# REQUIREMENT
Print out the entries below with no edits.

# EXTRACTED INFORMATION
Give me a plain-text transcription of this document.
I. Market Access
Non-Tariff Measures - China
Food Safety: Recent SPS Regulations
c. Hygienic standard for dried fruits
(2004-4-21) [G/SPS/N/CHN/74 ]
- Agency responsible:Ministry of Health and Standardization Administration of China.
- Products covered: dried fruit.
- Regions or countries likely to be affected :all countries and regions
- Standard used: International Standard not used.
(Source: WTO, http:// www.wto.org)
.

# OUTPUT
Give me a plain-text transcription of this document.
I. Market Access
Non-Tariff Measures - China
Food Safety: Recent SPS Regulations
c. Hygienic standard for dried fruits
(2004-4-21) [G/SPS/N/CHN/74 ]
- Agency responsible:Ministry of Health and Standardization Administration of China.
- Products covered: dried fruit.
- Regions or countries likely to be affected :all countries and regions
- Standard used: International Standard not used.
(Source: WTO, http:// www.wto.org)
.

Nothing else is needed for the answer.